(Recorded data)

========================================

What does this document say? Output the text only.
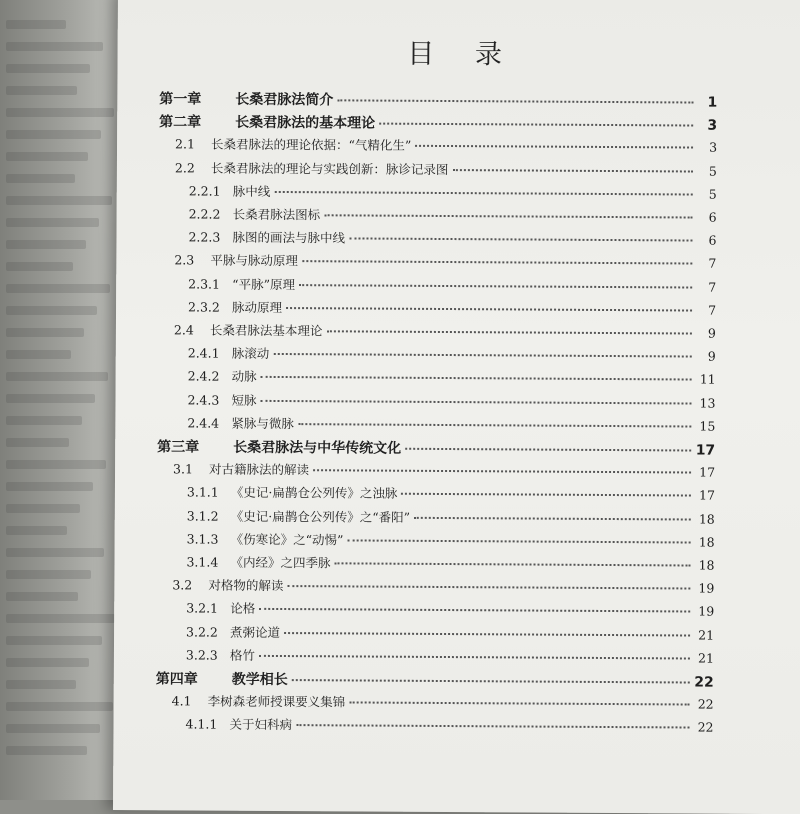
目 录
第一章	长桑君脉法简介	1
第二章	长桑君脉法的基本理论	3
2.1	长桑君脉法的理论依据：“气精化生”	3
2.2	长桑君脉法的理论与实践创新：脉诊记录图	5
2.2.1 脉中线	5
2.2.2 长桑君脉法图标	6
2.2.3 脉图的画法与脉中线	6
2.3	平脉与脉动原理	7
2.3.1 “平脉”原理	7
2.3.2 脉动原理	7
2.4	长桑君脉法基本理论	9
2.4.1 脉滚动	9
2.4.2 动脉	11
2.4.3 短脉	13
2.4.4 紧脉与微脉	15
第三章	长桑君脉法与中华传统文化	17
3.1	对古籍脉法的解读	17
3.1.1 《史记·扁鹊仓公列传》之浊脉	17
3.1.2 《史记·扁鹊仓公列传》之“番阳”	18
3.1.3 《伤寒论》之“动惕”	18
3.1.4 《内经》之四季脉	18
3.2	对格物的解读	19
3.2.1 论格	19
3.2.2 煮粥论道	21
3.2.3 格竹	21
第四章	教学相长	22
4.1	李树森老师授课要义集锦	22
4.1.1 关于妇科病	22
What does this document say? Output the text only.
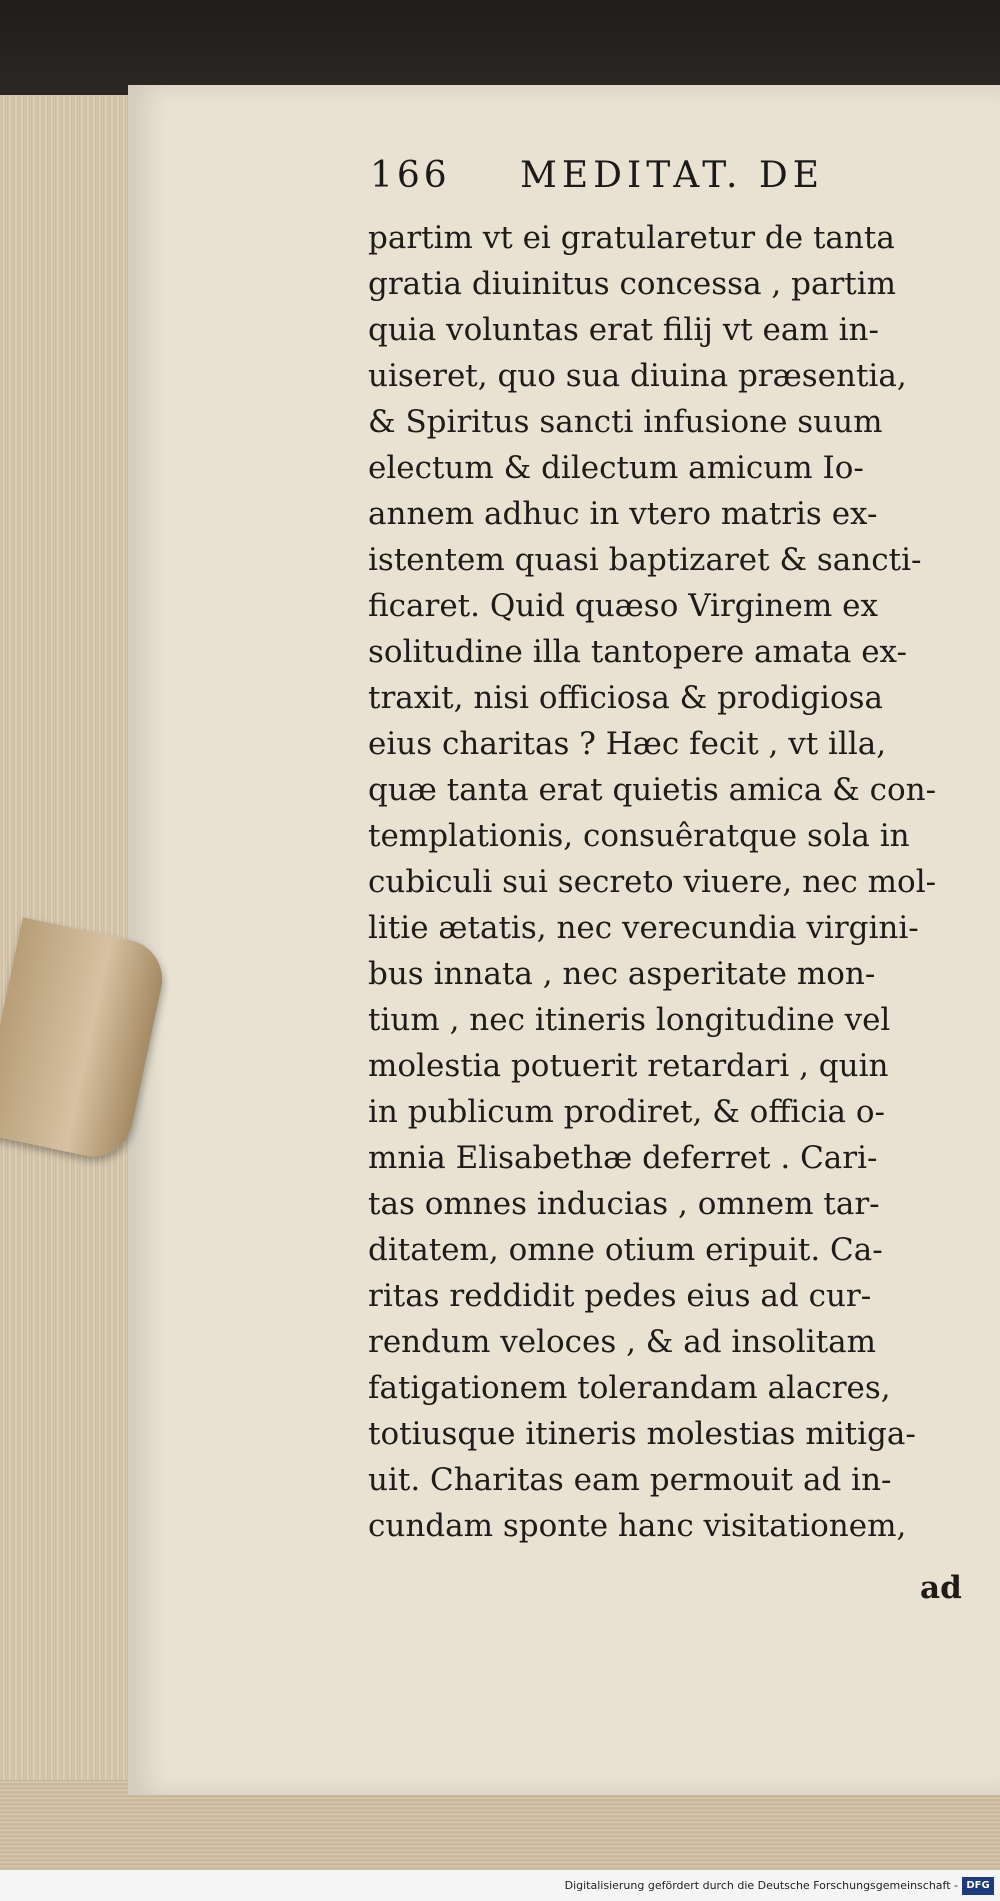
166 MEDITAT. DE
partim vt ei gratularetur de tanta
gratia diuinitus concessa , partim
quia voluntas erat filij vt eam in-
uiseret, quo sua diuina præsentia,
& Spiritus sancti infusione suum
electum & dilectum amicum Io-
annem adhuc in vtero matris ex-
istentem quasi baptizaret & sancti-
ficaret. Quid quæso Virginem ex
solitudine illa tantopere amata ex-
traxit, nisi officiosa & prodigiosa
eius charitas ? Hæc fecit , vt illa,
quæ tanta erat quietis amica & con-
templationis, consuêratque sola in
cubiculi sui secreto viuere, nec mol-
litie ætatis, nec verecundia virgini-
bus innata , nec asperitate mon-
tium , nec itineris longitudine vel
molestia potuerit retardari , quin
in publicum prodiret, & officia o-
mnia Elisabethæ deferret . Cari-
tas omnes inducias , omnem tar-
ditatem, omne otium eripuit. Ca-
ritas reddidit pedes eius ad cur-
rendum veloces , & ad insolitam
fatigationem tolerandam alacres,
totiusque itineris molestias mitiga-
uit. Charitas eam permouit ad in-
cundam sponte hanc visitationem,
ad
Digitalisierung gefördert durch die Deutsche Forschungsgemeinschaft - DFG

========================================

**BRIEF**
Without including any pictures, print all of the material exactly as given.

**OUTPUT OF THE TASK**
What does this document say? Output the text only.
目 录
第一章	长桑君脉法简介	1
第二章	长桑君脉法的基本理论	3
2.1	长桑君脉法的理论依据：“气精化生”	3
2.2	长桑君脉法的理论与实践创新：脉诊记录图	5
2.2.1 脉中线	5
2.2.2 长桑君脉法图标	6
2.2.3 脉图的画法与脉中线	6
2.3	平脉与脉动原理	7
2.3.1 “平脉”原理	7
2.3.2 脉动原理	7
2.4	长桑君脉法基本理论	9
2.4.1 脉滚动	9
2.4.2 动脉	11
2.4.3 短脉	13
2.4.4 紧脉与微脉	15
第三章	长桑君脉法与中华传统文化	17
3.1	对古籍脉法的解读	17
3.1.1 《史记·扁鹊仓公列传》之浊脉	17
3.1.2 《史记·扁鹊仓公列传》之“番阳”	18
3.1.3 《伤寒论》之“动惕”	18
3.1.4 《内经》之四季脉	18
3.2	对格物的解读	19
3.2.1 论格	19
3.2.2 煮粥论道	21
3.2.3 格竹	21
第四章	教学相长	22
4.1	李树森老师授课要义集锦	22
4.1.1 关于妇科病	22
What does this document say? Output the text only.
166 MEDITAT. DE
partim vt ei gratularetur de tanta
gratia diuinitus concessa , partim
quia voluntas erat filij vt eam in-
uiseret, quo sua diuina præsentia,
& Spiritus sancti infusione suum
electum & dilectum amicum Io-
annem adhuc in vtero matris ex-
istentem quasi baptizaret & sancti-
ficaret. Quid quæso Virginem ex
solitudine illa tantopere amata ex-
traxit, nisi officiosa & prodigiosa
eius charitas ? Hæc fecit , vt illa,
quæ tanta erat quietis amica & con-
templationis, consuêratque sola in
cubiculi sui secreto viuere, nec mol-
litie ætatis, nec verecundia virgini-
bus innata , nec asperitate mon-
tium , nec itineris longitudine vel
molestia potuerit retardari , quin
in publicum prodiret, & officia o-
mnia Elisabethæ deferret . Cari-
tas omnes inducias , omnem tar-
ditatem, omne otium eripuit. Ca-
ritas reddidit pedes eius ad cur-
rendum veloces , & ad insolitam
fatigationem tolerandam alacres,
totiusque itineris molestias mitiga-
uit. Charitas eam permouit ad in-
cundam sponte hanc visitationem,
ad
Digitalisierung gefördert durch die Deutsche Forschungsgemeinschaft - DFG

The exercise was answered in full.